**Exercise objective:** Could you transcribe every line of the material below word for word, leaving nothing out and changing nothing?

**Task data:**
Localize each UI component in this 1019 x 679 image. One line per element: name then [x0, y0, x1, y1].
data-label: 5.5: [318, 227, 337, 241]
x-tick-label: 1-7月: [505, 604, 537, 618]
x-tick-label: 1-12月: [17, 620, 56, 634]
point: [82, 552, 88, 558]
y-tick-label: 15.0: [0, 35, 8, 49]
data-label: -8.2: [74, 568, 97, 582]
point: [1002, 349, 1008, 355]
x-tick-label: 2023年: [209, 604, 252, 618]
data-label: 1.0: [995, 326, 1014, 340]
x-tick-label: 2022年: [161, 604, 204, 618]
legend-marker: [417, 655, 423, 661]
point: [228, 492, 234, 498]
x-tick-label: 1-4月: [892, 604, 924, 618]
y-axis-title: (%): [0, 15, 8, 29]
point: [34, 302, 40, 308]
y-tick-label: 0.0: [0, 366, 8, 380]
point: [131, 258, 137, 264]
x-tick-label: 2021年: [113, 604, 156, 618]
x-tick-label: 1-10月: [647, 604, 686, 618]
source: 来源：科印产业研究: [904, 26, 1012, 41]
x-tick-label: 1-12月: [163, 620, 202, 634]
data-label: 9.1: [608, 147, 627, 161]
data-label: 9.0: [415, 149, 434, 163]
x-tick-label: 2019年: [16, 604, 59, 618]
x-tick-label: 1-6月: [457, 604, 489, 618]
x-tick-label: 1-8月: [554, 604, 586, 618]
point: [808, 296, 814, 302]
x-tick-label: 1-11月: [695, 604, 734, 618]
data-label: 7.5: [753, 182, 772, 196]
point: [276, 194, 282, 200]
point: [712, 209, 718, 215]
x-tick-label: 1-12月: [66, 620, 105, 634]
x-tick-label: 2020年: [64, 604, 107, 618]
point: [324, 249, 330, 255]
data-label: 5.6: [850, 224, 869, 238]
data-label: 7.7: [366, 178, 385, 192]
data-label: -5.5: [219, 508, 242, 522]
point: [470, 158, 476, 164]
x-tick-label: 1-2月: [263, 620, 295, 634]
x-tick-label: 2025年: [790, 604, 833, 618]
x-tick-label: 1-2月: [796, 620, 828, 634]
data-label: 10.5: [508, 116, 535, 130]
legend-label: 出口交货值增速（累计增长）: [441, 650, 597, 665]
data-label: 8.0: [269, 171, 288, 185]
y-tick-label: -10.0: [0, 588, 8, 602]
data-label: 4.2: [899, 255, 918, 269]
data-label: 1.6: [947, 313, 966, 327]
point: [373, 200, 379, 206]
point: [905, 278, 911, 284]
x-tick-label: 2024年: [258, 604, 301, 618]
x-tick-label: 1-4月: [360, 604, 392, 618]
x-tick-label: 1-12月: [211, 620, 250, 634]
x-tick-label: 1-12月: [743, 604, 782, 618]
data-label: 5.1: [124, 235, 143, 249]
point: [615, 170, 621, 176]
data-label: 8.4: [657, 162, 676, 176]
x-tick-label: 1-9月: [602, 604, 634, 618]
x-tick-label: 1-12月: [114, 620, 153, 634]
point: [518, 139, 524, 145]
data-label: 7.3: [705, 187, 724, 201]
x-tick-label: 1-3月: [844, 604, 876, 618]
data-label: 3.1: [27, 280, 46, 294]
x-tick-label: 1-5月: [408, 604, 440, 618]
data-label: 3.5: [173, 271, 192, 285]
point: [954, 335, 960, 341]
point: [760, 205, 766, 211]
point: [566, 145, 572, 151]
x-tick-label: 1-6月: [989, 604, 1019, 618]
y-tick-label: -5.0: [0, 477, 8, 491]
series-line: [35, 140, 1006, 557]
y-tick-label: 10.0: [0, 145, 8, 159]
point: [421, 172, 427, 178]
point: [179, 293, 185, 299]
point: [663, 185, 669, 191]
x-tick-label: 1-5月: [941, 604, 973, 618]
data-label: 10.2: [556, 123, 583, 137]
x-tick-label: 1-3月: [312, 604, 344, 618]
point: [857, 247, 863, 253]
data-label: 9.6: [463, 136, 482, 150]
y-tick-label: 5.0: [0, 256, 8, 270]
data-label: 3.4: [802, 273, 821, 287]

**Answer to this exercise:**
Localize each UI component in this 1019 x 679 image. One line per element: name then [x0, y0, x1, y1].
data-label: 5.5: [318, 227, 337, 241]
x-tick-label: 1-7月: [505, 604, 537, 618]
x-tick-label: 1-12月: [17, 620, 56, 634]
point: [82, 552, 88, 558]
y-tick-label: 15.0: [0, 35, 8, 49]
data-label: -8.2: [74, 568, 97, 582]
point: [1002, 349, 1008, 355]
x-tick-label: 2023年: [209, 604, 252, 618]
data-label: 1.0: [995, 326, 1014, 340]
x-tick-label: 2022年: [161, 604, 204, 618]
legend-marker: [417, 655, 423, 661]
point: [228, 492, 234, 498]
x-tick-label: 1-4月: [892, 604, 924, 618]
y-axis-title: (%): [0, 15, 8, 29]
point: [34, 302, 40, 308]
y-tick-label: 0.0: [0, 366, 8, 380]
point: [131, 258, 137, 264]
x-tick-label: 2021年: [113, 604, 156, 618]
x-tick-label: 1-10月: [647, 604, 686, 618]
source: 来源：科印产业研究: [904, 26, 1012, 41]
x-tick-label: 1-12月: [163, 620, 202, 634]
data-label: 9.1: [608, 147, 627, 161]
data-label: 9.0: [415, 149, 434, 163]
x-tick-label: 2019年: [16, 604, 59, 618]
x-tick-label: 1-6月: [457, 604, 489, 618]
x-tick-label: 1-8月: [554, 604, 586, 618]
point: [808, 296, 814, 302]
x-tick-label: 1-11月: [695, 604, 734, 618]
data-label: 7.5: [753, 182, 772, 196]
point: [276, 194, 282, 200]
point: [712, 209, 718, 215]
x-tick-label: 1-12月: [66, 620, 105, 634]
x-tick-label: 2020年: [64, 604, 107, 618]
point: [324, 249, 330, 255]
data-label: 5.6: [850, 224, 869, 238]
data-label: 7.7: [366, 178, 385, 192]
data-label: -5.5: [219, 508, 242, 522]
point: [470, 158, 476, 164]
x-tick-label: 1-2月: [263, 620, 295, 634]
x-tick-label: 2025年: [790, 604, 833, 618]
x-tick-label: 1-2月: [796, 620, 828, 634]
data-label: 10.5: [508, 116, 535, 130]
legend-label: 出口交货值增速（累计增长）: [441, 650, 597, 665]
data-label: 8.0: [269, 171, 288, 185]
y-tick-label: -10.0: [0, 588, 8, 602]
data-label: 4.2: [899, 255, 918, 269]
data-label: 1.6: [947, 313, 966, 327]
point: [373, 200, 379, 206]
point: [905, 278, 911, 284]
x-tick-label: 2024年: [258, 604, 301, 618]
x-tick-label: 1-4月: [360, 604, 392, 618]
x-tick-label: 1-12月: [211, 620, 250, 634]
x-tick-label: 1-12月: [743, 604, 782, 618]
data-label: 5.1: [124, 235, 143, 249]
point: [615, 170, 621, 176]
data-label: 8.4: [657, 162, 676, 176]
x-tick-label: 1-9月: [602, 604, 634, 618]
x-tick-label: 1-12月: [114, 620, 153, 634]
point: [518, 139, 524, 145]
data-label: 7.3: [705, 187, 724, 201]
x-tick-label: 1-3月: [844, 604, 876, 618]
data-label: 3.1: [27, 280, 46, 294]
x-tick-label: 1-5月: [408, 604, 440, 618]
data-label: 3.5: [173, 271, 192, 285]
point: [954, 335, 960, 341]
point: [760, 205, 766, 211]
point: [566, 145, 572, 151]
x-tick-label: 1-6月: [989, 604, 1019, 618]
y-tick-label: -5.0: [0, 477, 8, 491]
series-line: [35, 140, 1006, 557]
y-tick-label: 10.0: [0, 145, 8, 159]
point: [421, 172, 427, 178]
point: [179, 293, 185, 299]
point: [663, 185, 669, 191]
x-tick-label: 1-5月: [941, 604, 973, 618]
data-label: 10.2: [556, 123, 583, 137]
x-tick-label: 1-3月: [312, 604, 344, 618]
point: [857, 247, 863, 253]
data-label: 9.6: [463, 136, 482, 150]
y-tick-label: 5.0: [0, 256, 8, 270]
data-label: 3.4: [802, 273, 821, 287]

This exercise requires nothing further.